__WHAT THE TASK REQUIRES__
Reproduce the full listing below unchanged, apart from the pictures.
_____
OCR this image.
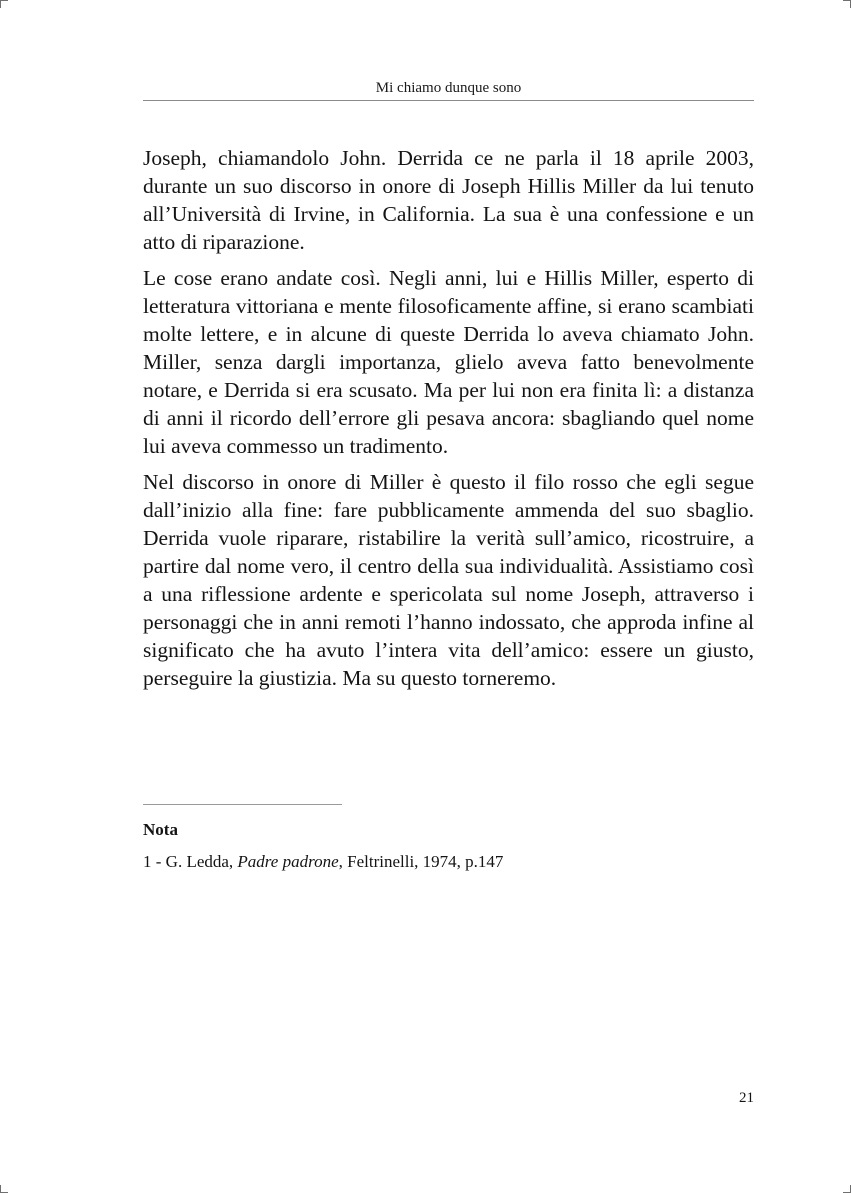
Mi chiamo dunque sono

Joseph, chiamandolo John. Derrida ce ne parla il 18 aprile 2003, durante un suo discorso in onore di Joseph Hillis Miller da lui tenuto all’Università di Irvine, in California. La sua è una confessione e un atto di riparazione.

Le cose erano andate così. Negli anni, lui e Hillis Miller, esperto di letteratura vittoriana e mente filosoficamente affine, si erano scambiati molte lettere, e in alcune di queste Derrida lo aveva chiamato John. Miller, senza dargli importanza, glielo aveva fatto benevolmente notare, e Derrida si era scusato. Ma per lui non era finita lì: a distanza di anni il ricordo dell’errore gli pesava ancora: sbagliando quel nome lui aveva commesso un tradimento.

Nel discorso in onore di Miller è questo il filo rosso che egli segue dall’inizio alla fine: fare pubblicamente ammenda del suo sbaglio. Derrida vuole riparare, ristabilire la verità sull’amico, ricostruire, a partire dal nome vero, il centro della sua individualità. Assistiamo così a una riflessione ardente e spericolata sul nome Joseph, attraverso i personaggi che in anni remoti l’hanno indossato, che approda infine al significato che ha avuto l’intera vita dell’amico: essere un giusto, perseguire la giustizia. Ma su questo torneremo.

Nota
1 - G. Ledda, Padre padrone, Feltrinelli, 1974, p.147
21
_____
__PROBLEM SOLUTION__
OCR this image.
Mi chiamo dunque sono

Joseph, chiamandolo John. Derrida ce ne parla il 18 aprile 2003, durante un suo discorso in onore di Joseph Hillis Miller da lui tenuto all’Università di Irvine, in California. La sua è una confessione e un atto di riparazione.

Le cose erano andate così. Negli anni, lui e Hillis Miller, esperto di letteratura vittoriana e mente filosoficamente affine, si erano scambiati molte lettere, e in alcune di queste Derrida lo aveva chiamato John. Miller, senza dargli importanza, glielo aveva fatto benevolmente notare, e Derrida si era scusato. Ma per lui non era finita lì: a distanza di anni il ricordo dell’errore gli pesava ancora: sbagliando quel nome lui aveva commesso un tradimento.

Nel discorso in onore di Miller è questo il filo rosso che egli segue dall’inizio alla fine: fare pubblicamente ammenda del suo sbaglio. Derrida vuole riparare, ristabilire la verità sull’amico, ricostruire, a partire dal nome vero, il centro della sua individualità. Assistiamo così a una riflessione ardente e spericolata sul nome Joseph, attraverso i personaggi che in anni remoti l’hanno indossato, che approda infine al significato che ha avuto l’intera vita dell’amico: essere un giusto, perseguire la giustizia. Ma su questo torneremo.

Nota
1 - G. Ledda, Padre padrone, Feltrinelli, 1974, p.147
21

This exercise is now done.